In the records that follow, show each line where the word "Patrick" is present.
(Input data)
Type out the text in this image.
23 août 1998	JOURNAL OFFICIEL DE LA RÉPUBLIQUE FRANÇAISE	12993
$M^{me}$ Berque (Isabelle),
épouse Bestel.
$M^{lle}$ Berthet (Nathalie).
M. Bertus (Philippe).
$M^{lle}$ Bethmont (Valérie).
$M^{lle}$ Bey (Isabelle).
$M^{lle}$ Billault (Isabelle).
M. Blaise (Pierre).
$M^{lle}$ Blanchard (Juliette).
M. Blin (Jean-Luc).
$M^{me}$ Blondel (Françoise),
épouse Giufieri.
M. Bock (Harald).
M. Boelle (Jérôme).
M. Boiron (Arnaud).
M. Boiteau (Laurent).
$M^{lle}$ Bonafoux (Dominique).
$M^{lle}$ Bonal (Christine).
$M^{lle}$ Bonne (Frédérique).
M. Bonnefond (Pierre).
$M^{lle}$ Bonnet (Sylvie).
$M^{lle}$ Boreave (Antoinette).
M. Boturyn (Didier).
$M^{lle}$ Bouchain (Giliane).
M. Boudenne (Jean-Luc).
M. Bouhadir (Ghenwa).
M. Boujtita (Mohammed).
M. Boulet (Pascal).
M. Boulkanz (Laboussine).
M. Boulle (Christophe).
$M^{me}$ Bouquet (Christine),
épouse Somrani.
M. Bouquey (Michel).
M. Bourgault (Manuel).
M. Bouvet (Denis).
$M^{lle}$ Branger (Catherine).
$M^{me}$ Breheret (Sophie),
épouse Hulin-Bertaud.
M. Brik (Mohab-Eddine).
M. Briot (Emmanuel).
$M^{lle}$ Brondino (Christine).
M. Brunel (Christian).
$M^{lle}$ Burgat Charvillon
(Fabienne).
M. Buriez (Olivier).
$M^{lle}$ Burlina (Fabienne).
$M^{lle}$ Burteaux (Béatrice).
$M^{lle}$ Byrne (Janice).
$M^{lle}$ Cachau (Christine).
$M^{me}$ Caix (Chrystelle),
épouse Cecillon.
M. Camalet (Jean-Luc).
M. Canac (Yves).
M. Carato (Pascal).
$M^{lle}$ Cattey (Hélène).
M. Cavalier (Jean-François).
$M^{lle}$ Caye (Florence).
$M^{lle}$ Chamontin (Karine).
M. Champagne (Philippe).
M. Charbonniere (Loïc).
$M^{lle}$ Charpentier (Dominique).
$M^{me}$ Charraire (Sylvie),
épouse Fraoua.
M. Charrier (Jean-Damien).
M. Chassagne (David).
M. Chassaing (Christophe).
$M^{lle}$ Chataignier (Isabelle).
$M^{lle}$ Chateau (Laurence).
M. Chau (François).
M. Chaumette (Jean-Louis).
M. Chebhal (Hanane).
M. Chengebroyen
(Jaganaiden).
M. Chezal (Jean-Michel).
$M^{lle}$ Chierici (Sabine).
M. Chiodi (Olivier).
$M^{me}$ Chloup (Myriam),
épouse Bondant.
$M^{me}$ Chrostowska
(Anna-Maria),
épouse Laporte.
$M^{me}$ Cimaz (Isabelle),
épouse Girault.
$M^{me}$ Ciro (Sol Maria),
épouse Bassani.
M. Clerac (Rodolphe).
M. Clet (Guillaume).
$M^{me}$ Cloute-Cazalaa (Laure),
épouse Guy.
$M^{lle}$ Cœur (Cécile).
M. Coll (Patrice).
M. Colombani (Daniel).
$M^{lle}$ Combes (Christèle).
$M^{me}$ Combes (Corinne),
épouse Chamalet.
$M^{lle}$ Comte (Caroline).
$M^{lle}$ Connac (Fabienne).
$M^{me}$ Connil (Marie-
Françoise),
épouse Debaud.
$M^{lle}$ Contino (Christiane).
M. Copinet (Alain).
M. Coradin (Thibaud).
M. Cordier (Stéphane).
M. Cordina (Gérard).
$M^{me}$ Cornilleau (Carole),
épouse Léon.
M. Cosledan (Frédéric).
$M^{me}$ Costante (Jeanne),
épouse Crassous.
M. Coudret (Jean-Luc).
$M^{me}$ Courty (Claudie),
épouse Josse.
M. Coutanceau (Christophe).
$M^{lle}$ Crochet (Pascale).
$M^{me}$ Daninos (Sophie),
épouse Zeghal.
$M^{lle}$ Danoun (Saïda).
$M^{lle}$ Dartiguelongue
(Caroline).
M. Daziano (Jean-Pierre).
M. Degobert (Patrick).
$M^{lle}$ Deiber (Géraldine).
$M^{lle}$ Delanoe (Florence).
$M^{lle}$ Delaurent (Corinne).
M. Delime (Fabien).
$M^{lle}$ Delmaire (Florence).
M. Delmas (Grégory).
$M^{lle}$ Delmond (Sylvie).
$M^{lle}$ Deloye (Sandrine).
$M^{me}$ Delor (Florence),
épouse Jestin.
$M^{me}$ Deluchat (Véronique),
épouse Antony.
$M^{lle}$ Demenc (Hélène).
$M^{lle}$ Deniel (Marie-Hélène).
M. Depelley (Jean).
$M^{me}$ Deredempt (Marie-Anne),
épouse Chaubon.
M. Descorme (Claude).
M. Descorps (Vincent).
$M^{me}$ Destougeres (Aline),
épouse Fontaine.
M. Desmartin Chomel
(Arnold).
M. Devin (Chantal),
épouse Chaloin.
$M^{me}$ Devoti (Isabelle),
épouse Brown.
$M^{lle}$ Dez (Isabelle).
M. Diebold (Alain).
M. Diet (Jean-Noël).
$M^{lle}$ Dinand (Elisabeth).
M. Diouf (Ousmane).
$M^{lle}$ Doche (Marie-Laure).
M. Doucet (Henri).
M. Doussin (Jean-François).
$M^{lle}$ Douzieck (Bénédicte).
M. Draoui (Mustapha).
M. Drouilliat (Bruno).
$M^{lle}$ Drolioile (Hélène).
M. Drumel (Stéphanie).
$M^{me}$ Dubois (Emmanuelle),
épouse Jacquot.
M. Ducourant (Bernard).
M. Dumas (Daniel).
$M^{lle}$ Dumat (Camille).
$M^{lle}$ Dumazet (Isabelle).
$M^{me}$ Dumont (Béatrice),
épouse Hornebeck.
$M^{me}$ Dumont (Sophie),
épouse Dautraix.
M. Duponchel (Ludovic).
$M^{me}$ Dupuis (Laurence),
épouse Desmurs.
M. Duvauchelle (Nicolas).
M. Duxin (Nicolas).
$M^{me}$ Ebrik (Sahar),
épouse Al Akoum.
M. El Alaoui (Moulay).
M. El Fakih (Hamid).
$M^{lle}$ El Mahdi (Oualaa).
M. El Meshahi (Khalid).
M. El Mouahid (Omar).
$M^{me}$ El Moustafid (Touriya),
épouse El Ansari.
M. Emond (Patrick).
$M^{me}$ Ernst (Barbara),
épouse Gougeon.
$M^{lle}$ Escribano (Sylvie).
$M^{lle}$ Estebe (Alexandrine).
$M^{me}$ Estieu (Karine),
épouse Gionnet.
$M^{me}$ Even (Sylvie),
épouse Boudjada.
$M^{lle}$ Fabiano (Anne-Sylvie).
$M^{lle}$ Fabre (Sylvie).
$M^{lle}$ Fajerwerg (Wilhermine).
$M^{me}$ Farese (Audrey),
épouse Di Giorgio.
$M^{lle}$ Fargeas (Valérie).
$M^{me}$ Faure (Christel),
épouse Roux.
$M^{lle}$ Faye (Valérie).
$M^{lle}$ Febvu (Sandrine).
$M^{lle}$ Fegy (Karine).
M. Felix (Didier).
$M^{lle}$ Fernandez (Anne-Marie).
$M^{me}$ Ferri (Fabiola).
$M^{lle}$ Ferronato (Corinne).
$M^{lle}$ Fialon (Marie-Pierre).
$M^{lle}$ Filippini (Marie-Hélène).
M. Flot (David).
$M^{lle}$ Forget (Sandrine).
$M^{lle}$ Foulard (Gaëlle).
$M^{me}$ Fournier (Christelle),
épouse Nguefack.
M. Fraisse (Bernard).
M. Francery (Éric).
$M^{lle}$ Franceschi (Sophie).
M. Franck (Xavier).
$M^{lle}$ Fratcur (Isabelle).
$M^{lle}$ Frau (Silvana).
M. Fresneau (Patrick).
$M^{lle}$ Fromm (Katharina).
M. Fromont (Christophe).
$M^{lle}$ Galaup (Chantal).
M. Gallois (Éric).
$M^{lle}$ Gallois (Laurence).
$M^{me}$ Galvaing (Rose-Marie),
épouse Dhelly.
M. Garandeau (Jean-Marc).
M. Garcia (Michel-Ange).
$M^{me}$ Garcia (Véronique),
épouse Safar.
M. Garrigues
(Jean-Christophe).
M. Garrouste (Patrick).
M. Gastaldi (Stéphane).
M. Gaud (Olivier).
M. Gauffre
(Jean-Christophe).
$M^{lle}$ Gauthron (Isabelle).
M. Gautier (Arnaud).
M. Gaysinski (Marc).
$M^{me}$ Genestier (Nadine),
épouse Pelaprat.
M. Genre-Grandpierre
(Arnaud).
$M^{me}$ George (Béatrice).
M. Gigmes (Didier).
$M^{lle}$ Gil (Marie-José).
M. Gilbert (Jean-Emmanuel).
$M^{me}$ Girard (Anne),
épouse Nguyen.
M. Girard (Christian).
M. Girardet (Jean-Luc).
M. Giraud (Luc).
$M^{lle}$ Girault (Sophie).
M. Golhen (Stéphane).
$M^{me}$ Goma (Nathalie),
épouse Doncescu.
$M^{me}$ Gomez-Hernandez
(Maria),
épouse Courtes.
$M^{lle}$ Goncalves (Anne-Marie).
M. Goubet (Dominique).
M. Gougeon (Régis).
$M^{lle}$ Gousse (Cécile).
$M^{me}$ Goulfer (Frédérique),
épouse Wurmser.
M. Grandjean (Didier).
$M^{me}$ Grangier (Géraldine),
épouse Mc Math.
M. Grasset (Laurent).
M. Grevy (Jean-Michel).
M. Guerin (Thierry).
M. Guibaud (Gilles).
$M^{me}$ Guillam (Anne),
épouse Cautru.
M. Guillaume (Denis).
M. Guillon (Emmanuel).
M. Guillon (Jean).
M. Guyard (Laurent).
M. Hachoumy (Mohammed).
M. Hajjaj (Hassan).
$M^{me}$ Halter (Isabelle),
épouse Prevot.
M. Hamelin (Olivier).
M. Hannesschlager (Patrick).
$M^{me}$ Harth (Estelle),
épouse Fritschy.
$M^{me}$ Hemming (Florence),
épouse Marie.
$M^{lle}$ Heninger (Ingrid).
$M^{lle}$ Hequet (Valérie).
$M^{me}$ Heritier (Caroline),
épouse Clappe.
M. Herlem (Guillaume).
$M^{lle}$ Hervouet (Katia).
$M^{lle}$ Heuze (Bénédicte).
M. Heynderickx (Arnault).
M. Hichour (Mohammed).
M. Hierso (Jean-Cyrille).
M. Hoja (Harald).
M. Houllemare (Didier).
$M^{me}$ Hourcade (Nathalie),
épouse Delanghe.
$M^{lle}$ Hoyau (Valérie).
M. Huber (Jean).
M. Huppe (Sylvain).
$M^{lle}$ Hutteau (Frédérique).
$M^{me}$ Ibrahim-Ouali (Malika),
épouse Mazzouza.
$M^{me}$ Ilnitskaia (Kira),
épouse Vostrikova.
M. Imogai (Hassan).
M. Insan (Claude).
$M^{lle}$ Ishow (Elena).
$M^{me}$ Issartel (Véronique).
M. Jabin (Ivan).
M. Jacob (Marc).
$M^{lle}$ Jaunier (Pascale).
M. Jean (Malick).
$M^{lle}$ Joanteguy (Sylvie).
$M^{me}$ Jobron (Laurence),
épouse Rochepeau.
(End Input data)
#### The completed task
M. Degobert (Patrick).
M. Emond (Patrick).
M. Fresneau (Patrick).
M. Garrouste (Patrick).
M. Hannesschlager (Patrick).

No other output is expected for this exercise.